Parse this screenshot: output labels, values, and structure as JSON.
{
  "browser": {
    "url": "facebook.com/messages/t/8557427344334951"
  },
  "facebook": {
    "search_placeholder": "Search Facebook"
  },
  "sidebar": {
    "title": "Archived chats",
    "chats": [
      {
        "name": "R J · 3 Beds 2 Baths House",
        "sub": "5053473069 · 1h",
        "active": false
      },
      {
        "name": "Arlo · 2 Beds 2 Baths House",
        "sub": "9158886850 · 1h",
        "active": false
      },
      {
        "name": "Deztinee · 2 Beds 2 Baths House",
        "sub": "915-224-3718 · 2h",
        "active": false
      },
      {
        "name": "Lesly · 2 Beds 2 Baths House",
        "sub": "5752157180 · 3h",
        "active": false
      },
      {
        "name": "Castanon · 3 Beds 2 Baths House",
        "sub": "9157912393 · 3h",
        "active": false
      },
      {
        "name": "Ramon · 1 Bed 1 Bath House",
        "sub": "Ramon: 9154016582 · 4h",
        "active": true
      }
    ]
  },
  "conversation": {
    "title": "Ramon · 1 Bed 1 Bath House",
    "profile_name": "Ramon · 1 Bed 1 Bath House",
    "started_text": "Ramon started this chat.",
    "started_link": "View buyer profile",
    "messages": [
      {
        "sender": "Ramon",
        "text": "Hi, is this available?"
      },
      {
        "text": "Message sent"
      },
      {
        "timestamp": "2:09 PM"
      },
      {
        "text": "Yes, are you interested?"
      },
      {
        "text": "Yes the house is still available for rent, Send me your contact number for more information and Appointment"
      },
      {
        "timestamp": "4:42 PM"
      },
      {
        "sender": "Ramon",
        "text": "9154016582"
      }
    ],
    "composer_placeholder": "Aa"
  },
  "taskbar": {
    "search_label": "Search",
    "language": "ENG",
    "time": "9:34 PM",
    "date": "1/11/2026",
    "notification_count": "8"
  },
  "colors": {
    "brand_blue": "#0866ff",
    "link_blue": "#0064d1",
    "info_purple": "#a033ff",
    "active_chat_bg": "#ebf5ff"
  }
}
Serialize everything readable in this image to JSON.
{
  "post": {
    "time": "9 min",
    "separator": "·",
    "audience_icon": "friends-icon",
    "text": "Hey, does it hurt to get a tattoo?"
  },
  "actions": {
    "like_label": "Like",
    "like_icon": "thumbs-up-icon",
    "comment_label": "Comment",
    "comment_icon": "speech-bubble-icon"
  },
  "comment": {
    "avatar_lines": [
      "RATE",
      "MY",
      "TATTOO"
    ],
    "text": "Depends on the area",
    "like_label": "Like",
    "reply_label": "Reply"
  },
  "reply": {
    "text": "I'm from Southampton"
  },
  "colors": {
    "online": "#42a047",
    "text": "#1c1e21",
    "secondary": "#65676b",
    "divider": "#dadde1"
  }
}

┄┄┄┄┄┄┄┄┄┄┄┄┄┄┄┄┄┄┄┄

_Exercise prompt_. Write the whole listing out again. Keep every line exactly as it is.

_Exercise answer_.
Parse this screenshot: output labels, values, and structure as JSON.
{
  "browser": {
    "url": "facebook.com/messages/t/8557427344334951"
  },
  "facebook": {
    "search_placeholder": "Search Facebook"
  },
  "sidebar": {
    "title": "Archived chats",
    "chats": [
      {
        "name": "R J · 3 Beds 2 Baths House",
        "sub": "5053473069 · 1h",
        "active": false
      },
      {
        "name": "Arlo · 2 Beds 2 Baths House",
        "sub": "9158886850 · 1h",
        "active": false
      },
      {
        "name": "Deztinee · 2 Beds 2 Baths House",
        "sub": "915-224-3718 · 2h",
        "active": false
      },
      {
        "name": "Lesly · 2 Beds 2 Baths House",
        "sub": "5752157180 · 3h",
        "active": false
      },
      {
        "name": "Castanon · 3 Beds 2 Baths House",
        "sub": "9157912393 · 3h",
        "active": false
      },
      {
        "name": "Ramon · 1 Bed 1 Bath House",
        "sub": "Ramon: 9154016582 · 4h",
        "active": true
      }
    ]
  },
  "conversation": {
    "title": "Ramon · 1 Bed 1 Bath House",
    "profile_name": "Ramon · 1 Bed 1 Bath House",
    "started_text": "Ramon started this chat.",
    "started_link": "View buyer profile",
    "messages": [
      {
        "sender": "Ramon",
        "text": "Hi, is this available?"
      },
      {
        "text": "Message sent"
      },
      {
        "timestamp": "2:09 PM"
      },
      {
        "text": "Yes, are you interested?"
      },
      {
        "text": "Yes the house is still available for rent, Send me your contact number for more information and Appointment"
      },
      {
        "timestamp": "4:42 PM"
      },
      {
        "sender": "Ramon",
        "text": "9154016582"
      }
    ],
    "composer_placeholder": "Aa"
  },
  "taskbar": {
    "search_label": "Search",
    "language": "ENG",
    "time": "9:34 PM",
    "date": "1/11/2026",
    "notification_count": "8"
  },
  "colors": {
    "brand_blue": "#0866ff",
    "link_blue": "#0064d1",
    "info_purple": "#a033ff",
    "active_chat_bg": "#ebf5ff"
  }
}
Serialize everything readable in this image to JSON.
{
  "post": {
    "time": "9 min",
    "separator": "·",
    "audience_icon": "friends-icon",
    "text": "Hey, does it hurt to get a tattoo?"
  },
  "actions": {
    "like_label": "Like",
    "like_icon": "thumbs-up-icon",
    "comment_label": "Comment",
    "comment_icon": "speech-bubble-icon"
  },
  "comment": {
    "avatar_lines": [
      "RATE",
      "MY",
      "TATTOO"
    ],
    "text": "Depends on the area",
    "like_label": "Like",
    "reply_label": "Reply"
  },
  "reply": {
    "text": "I'm from Southampton"
  },
  "colors": {
    "online": "#42a047",
    "text": "#1c1e21",
    "secondary": "#65676b",
    "divider": "#dadde1"
  }
}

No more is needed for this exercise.